Da quando, più di duecento anni orsono, siamo stati di nuovo in grado di comprendere e leggere la parola scritta, essa ci ha aperto un varco su quale fosse il pensiero degli Egizi. Per questo la papiroteca, sotto la guida di Susanne Töpfer con delle collaborazioni internazionali, oggi ci permette di studiare ancora di più quella che è l’importanza dell’antico Egitto.
Quali sono i progetti di scavo del Museo Egizio e gli obiettivi della ricerca?
Noi scaviamo dal 2015 presso la necropoli di Saqqara. È uno scavo congiunto egiziano-italiano-olandese, iniziato nel 1975 per volere di Geoffrey Martin, ed è, innanzitutto, uno scavo di ricontestualizzazione.
I musei conservano reperti di cui molto spesso non si conosce la provenienza. Al Museo Archeologico Nazionale di Antichità di Leiden arrivano, a partire dal 1826, una serie rilievi che appartengono alle tombe dei massimi funzionari di un periodo importantissimo della XVIII dinastia, immediatamente posteriori alla rivoluzione amarniana, quindi, alla rivoluzione monoteista di Akhenaten. Leiden possiede la collezione più importante di questi rilievi ma non conosce l’ubicazione delle tombe, fra queste la tomba di Maya e Merit di cui possiede tre statue. Maya era imy-r pr Hdj neswt, il “Responsabile del tesoro del faraone”, il tesoriere di Tutankhamun. Lo scavo iniziato nel 1975 è partito quindi con lo scopo di ricollocare queste tombe.
Nel 2015, quando è nata la nostra collaborazione con il Museo di Leiden, abbiamo iniziato a scavare immediatamente a nord della tomba di Maya e abbiamo trovato una serie di cappelle anepigrafi che probabilmente risalgono a funzionari religiosi che vivono in età ramesside. Lo scorso anno abbiamo scoperto i resti di una piccola cappella appartenente a un certo Yuyu, decorata ancora su tre registri con scene del suo funerale. Nelle pareti della cappella sono rappresentate quattro generazioni della famiglia Yuyu. Yuyu era il “Responsabile della lavorazione della foglia d’oro”, presso la casa dell’oro, presso il tesoro del faraone, quindi un incarico importante e un nome, Yuyu, non comune. Queste informazioni ci hanno aiutato ad individuare immediatamente il personaggio, ma al contempo, ci hanno permesso di restituire un contesto ai due stipiti di porta arrivati in Europa nel 1927 e oggi conservati al Musée de Picardie ad Amiens.

::::::::::

== COMPITI DA SVOLGERE ==
a) Rispondi a queste domande sul brano sugli scavi a Saqqara:
(i) Da quale anno il Museo Egizio scava presso la necropoli di Saqqara?
(ii) Quale incarico ricopriva Maya?
(iii) Dove sono conservati oggi i due stipiti di porta arrivati in Europa nel 1927?
b) Perché, secondo il brano sugli scavi a Saqqara, lo scavo iniziato nel 1975 è uno scavo di ricontestualizzazione? Rispondi in una-tre frasi.
c) Scrivi il seguito del brano sugli scavi a Saqqara a partire dal punto in cui si interrompe.
Il materiale non ha alcun ruolo in questo esercizio.

== DATI FORNITI ==
::::::::::

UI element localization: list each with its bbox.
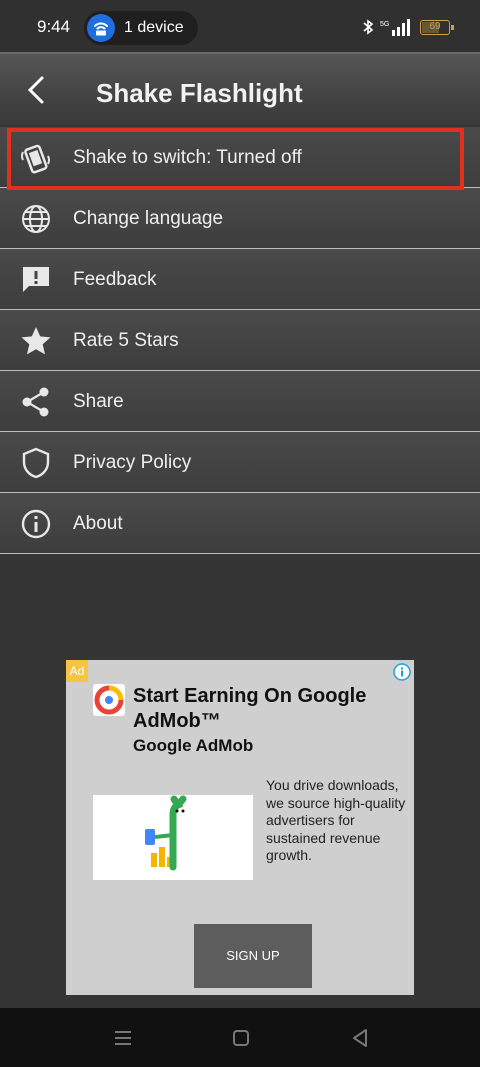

::::::::::

== RISULTATI DELL'ESERCIZIO ==
a)
(i) Dal 2015.
(ii) Era il "Responsabile del tesoro del faraone", cioè il tesoriere di Tutankhamun.
(iii) Al Musée de Picardie ad Amiens.

b) I musei conservano reperti di cui spesso non si conosce la provenienza. Il museo di Leiden possiede la collezione più importante dei rilievi provenienti dalle tombe dei massimi funzionari della XVIII dinastia, ma non sa dove si trovino queste tombe. Lo scavo è nato quindi per ricollocarle.

c)
Scaviamo a Saqqara ma scaviamo anche a Deir el-Medina, dove abbiamo una collaborazione con l’IFAO, l’Institut Français d’Archéologie Orientale. Questo è il luogo da cui provengono la tomba di Kha e Merit e i magnifici reperti esposti nelle sale del Museo dedicate a Deir el-Medina. Essere tornati lì per noi significa andare a ricontestualizzare e studiare quello che abbiamo nelle nostre collezioni. La nuova prospettiva di ricerca che abbiamo impostato ha lo scopo di studiare nuovamente queste fragili strutture utilizzando nuove tecnologie, oltra a ricontestualizzare molti oggetti della collezione del museo, gettando una nuova luce su di essi. Questo è il valore dello scavo, non solo scoprire ma anche comprendere il significato di quello che conserviamo. Non andiamo più in Egitto per riportare gli oggetti, ma andiamo in Egitto per ricostruire delle storie.
Dalla nascita in Europa delle prime collezioni museali dedicate all’antico Egitto la lettura di questa civiltà è stata sostanzialmente coloniale. Del resto la passione per l’Egitto seguita alla spedizione napoleonica aveva conquistato le corti e l’élite europee, fino a diventare una moda esotica e spettacolare, e a stimolare uno nuovo segmento del collezionismo. A duecento anni di distanza possiamo analizzare quest’epoca di grandi spoliazioni in modo critico e sincero?
Assolutamente sì. La decolonizzazione dei musei è un qualcosa a cui nessuno si può sottrarre e che va di pari passo a un ripensamento del ruolo del nostro continente: si passa da un eurocentrismo ad un continente che deve reinventare il suo ruolo inserito in un segmento globale.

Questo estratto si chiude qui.